- AIM: Check every line below for the word "grid" and copy the ones that have it.

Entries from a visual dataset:

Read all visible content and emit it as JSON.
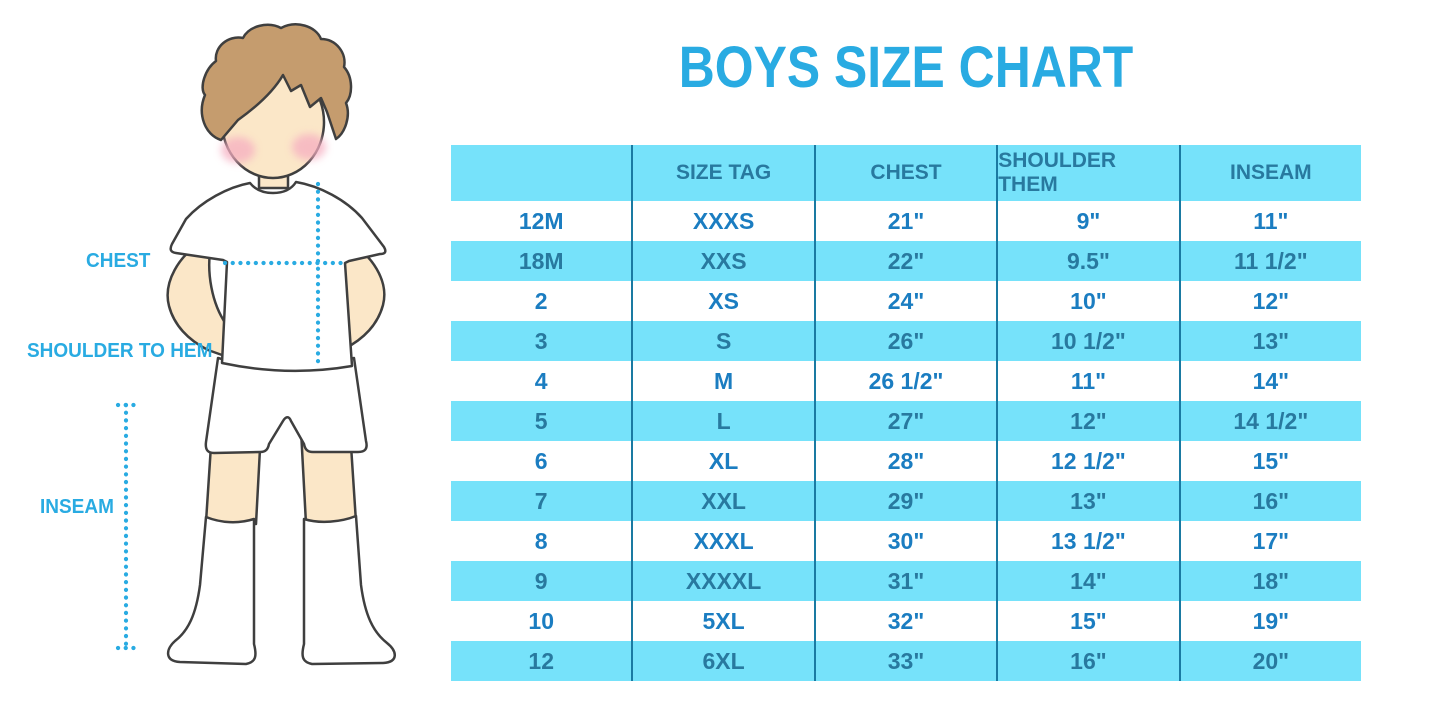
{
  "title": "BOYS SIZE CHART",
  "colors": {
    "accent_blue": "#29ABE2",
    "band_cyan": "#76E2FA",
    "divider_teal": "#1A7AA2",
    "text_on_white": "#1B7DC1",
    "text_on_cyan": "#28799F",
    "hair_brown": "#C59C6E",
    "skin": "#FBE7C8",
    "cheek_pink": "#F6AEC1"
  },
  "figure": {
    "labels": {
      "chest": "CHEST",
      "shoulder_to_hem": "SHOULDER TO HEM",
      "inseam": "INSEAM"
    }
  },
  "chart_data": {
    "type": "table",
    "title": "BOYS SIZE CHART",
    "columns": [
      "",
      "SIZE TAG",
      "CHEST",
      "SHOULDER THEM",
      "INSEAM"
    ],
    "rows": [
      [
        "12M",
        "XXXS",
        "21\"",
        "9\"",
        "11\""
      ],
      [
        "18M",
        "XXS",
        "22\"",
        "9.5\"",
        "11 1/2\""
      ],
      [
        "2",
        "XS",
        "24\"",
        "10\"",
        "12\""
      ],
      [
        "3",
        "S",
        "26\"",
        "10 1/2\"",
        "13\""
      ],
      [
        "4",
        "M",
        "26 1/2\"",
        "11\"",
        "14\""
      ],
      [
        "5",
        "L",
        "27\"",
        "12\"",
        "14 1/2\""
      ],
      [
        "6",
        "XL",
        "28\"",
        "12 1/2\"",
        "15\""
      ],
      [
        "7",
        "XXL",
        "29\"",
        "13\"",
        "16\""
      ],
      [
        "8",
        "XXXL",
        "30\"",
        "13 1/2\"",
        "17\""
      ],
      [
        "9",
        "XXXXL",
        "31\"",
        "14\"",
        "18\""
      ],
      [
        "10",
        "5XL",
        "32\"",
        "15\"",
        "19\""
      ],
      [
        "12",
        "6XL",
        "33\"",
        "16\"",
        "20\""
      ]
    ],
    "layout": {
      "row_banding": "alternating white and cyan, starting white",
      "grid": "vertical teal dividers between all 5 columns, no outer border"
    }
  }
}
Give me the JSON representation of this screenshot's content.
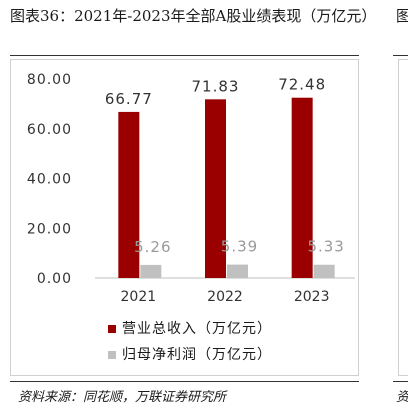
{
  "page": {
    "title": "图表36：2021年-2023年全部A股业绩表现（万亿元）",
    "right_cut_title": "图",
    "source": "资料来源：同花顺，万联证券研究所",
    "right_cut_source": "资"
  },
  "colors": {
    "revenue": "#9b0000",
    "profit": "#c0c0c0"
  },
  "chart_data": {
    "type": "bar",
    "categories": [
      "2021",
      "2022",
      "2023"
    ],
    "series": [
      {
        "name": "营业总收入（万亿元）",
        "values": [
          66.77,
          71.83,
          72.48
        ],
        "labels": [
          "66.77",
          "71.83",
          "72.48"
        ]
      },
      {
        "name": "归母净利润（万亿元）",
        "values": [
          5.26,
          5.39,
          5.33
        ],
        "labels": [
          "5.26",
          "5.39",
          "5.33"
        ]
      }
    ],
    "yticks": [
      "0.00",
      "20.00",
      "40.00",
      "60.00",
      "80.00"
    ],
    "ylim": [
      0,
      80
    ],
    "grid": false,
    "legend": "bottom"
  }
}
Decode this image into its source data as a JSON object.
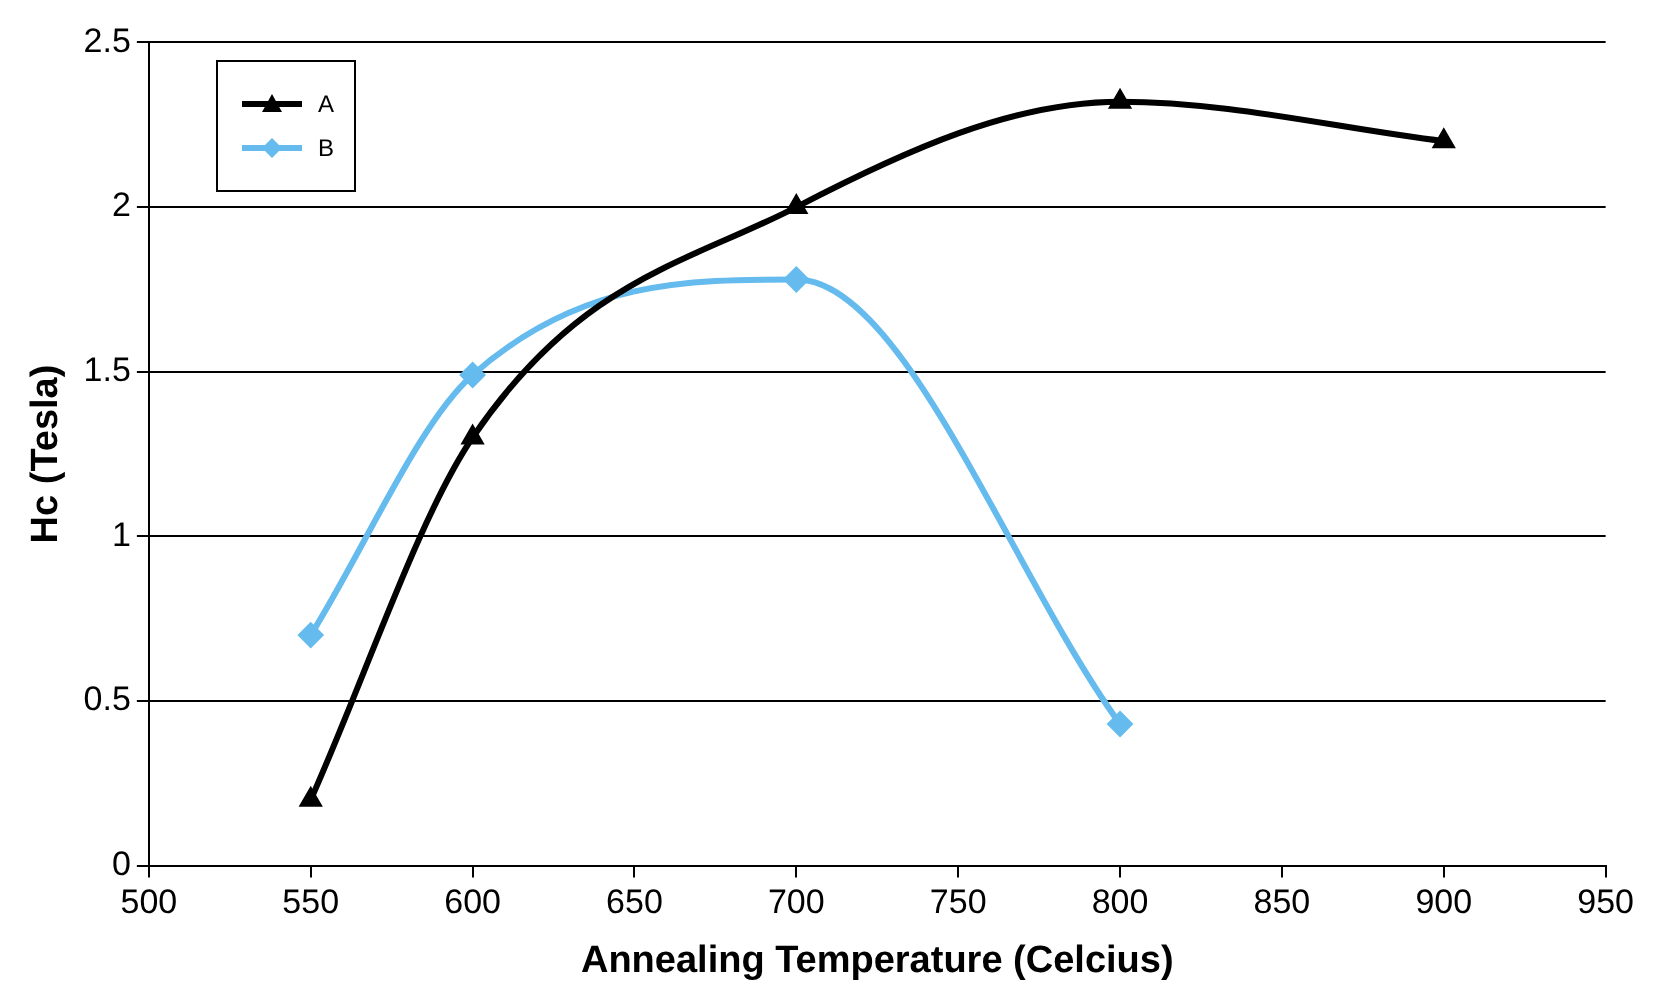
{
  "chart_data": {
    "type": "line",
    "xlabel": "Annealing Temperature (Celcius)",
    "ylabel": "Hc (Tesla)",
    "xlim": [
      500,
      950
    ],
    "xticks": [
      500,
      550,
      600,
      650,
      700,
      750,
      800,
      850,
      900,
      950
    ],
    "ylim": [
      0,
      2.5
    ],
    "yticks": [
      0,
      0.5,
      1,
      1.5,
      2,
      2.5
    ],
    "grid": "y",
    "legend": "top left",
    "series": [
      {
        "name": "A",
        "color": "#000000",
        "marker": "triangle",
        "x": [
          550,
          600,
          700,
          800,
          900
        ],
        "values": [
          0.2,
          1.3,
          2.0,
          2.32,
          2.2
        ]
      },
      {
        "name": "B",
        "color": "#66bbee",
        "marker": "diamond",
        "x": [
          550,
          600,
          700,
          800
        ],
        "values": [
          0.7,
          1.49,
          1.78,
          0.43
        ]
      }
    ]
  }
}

- FULL RESPONSE:
      "grid": "vertical teal dividers between all 5 columns, no outer border"
    "grid": false,
    "grid": "y",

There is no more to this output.